INSTRUCTIONS TO FOLLOW -> Each line containing the word "caption" needs to be copied.

PROVIDED RECORDS ->
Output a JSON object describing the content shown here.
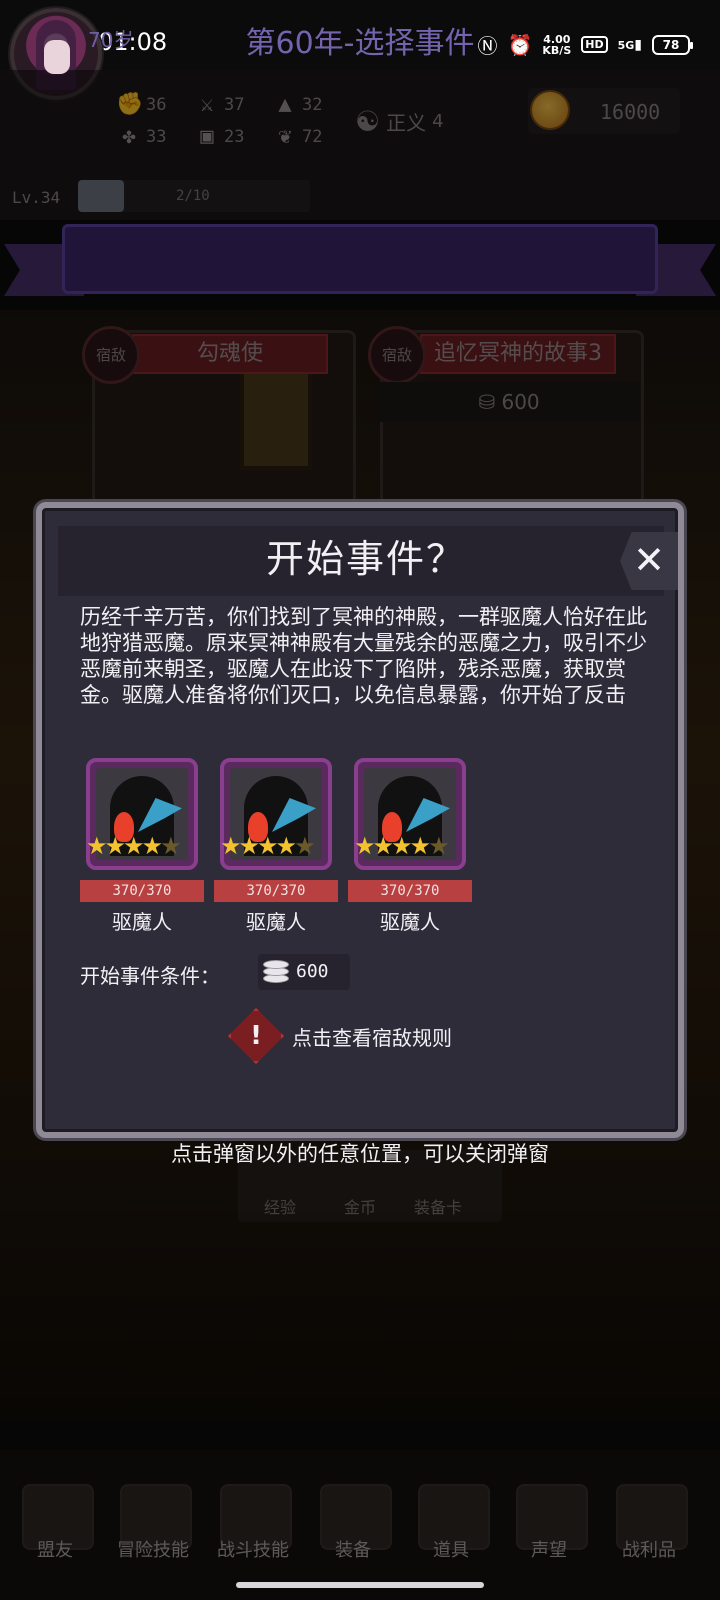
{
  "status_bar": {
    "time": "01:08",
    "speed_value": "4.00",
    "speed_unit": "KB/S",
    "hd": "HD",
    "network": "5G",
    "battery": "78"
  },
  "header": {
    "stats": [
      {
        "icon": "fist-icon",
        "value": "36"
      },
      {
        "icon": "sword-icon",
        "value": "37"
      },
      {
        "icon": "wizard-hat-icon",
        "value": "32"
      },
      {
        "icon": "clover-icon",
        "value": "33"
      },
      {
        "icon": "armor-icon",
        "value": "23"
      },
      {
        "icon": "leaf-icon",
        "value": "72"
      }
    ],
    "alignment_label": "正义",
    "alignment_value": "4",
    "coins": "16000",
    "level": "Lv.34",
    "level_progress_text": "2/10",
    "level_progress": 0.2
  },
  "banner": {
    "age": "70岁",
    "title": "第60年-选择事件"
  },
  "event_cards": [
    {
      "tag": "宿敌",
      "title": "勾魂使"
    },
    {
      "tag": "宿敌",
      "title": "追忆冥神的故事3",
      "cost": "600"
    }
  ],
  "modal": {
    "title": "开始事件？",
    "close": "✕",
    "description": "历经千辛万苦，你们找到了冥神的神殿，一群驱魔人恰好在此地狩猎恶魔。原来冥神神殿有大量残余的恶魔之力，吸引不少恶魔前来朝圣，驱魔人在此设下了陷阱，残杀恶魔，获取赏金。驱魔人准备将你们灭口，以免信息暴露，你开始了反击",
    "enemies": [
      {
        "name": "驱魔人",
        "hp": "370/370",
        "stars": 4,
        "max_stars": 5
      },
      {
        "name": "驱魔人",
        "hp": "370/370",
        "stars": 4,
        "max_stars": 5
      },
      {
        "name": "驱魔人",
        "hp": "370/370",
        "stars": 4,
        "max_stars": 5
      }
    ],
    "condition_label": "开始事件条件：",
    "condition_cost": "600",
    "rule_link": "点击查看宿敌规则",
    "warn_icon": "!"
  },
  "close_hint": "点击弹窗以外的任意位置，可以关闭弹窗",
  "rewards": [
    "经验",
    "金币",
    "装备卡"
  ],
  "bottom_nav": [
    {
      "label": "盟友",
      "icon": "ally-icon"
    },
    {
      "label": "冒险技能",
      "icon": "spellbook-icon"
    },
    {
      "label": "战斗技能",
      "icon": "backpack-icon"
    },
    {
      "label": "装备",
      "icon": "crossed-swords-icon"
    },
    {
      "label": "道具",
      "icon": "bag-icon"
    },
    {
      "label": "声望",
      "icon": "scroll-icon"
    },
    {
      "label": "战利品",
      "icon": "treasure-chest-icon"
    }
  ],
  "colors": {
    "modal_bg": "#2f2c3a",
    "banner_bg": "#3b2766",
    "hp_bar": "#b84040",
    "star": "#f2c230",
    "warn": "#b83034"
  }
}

...

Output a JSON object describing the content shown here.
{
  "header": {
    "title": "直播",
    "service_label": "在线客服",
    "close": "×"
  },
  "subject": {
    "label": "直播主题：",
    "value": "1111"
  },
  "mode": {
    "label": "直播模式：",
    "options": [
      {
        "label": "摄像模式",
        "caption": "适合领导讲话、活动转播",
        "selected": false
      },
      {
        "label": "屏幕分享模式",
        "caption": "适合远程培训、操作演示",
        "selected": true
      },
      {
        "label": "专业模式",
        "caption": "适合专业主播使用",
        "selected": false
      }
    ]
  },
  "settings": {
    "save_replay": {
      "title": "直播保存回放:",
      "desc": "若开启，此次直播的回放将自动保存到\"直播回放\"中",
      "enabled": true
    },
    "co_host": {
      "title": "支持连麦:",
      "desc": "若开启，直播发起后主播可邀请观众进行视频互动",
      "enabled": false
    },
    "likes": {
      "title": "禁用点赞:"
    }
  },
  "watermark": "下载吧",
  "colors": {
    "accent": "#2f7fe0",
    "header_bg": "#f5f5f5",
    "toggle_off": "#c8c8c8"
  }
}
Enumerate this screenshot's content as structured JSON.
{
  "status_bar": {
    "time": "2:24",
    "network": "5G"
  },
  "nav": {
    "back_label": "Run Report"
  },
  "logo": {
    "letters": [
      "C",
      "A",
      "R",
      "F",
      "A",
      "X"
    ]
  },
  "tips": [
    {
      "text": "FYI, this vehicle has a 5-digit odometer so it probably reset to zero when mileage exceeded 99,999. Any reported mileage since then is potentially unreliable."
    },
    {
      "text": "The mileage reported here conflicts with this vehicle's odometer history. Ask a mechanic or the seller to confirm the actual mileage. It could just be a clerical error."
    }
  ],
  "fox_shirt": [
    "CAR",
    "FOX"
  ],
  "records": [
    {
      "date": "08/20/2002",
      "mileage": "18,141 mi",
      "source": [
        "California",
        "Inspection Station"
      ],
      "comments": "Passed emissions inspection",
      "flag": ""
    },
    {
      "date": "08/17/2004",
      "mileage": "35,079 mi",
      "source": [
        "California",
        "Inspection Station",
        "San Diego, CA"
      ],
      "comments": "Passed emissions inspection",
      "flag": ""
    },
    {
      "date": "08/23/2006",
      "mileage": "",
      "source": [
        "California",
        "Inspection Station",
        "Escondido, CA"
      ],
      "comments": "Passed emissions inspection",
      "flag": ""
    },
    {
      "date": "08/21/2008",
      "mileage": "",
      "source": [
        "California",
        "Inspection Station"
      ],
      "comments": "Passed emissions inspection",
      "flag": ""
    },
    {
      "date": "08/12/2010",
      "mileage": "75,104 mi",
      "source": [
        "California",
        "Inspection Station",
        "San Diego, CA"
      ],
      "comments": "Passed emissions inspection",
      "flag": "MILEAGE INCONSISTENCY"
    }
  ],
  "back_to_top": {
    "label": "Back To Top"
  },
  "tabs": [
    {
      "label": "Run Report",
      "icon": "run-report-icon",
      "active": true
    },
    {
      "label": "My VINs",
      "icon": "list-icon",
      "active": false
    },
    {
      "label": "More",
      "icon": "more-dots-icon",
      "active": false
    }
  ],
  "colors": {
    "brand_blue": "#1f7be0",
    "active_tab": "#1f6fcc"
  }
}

RESULT OF THIS TASK ->
        "caption": "适合领导讲话、活动转播",
        "caption": "适合远程培训、操作演示",
        "caption": "适合专业主播使用",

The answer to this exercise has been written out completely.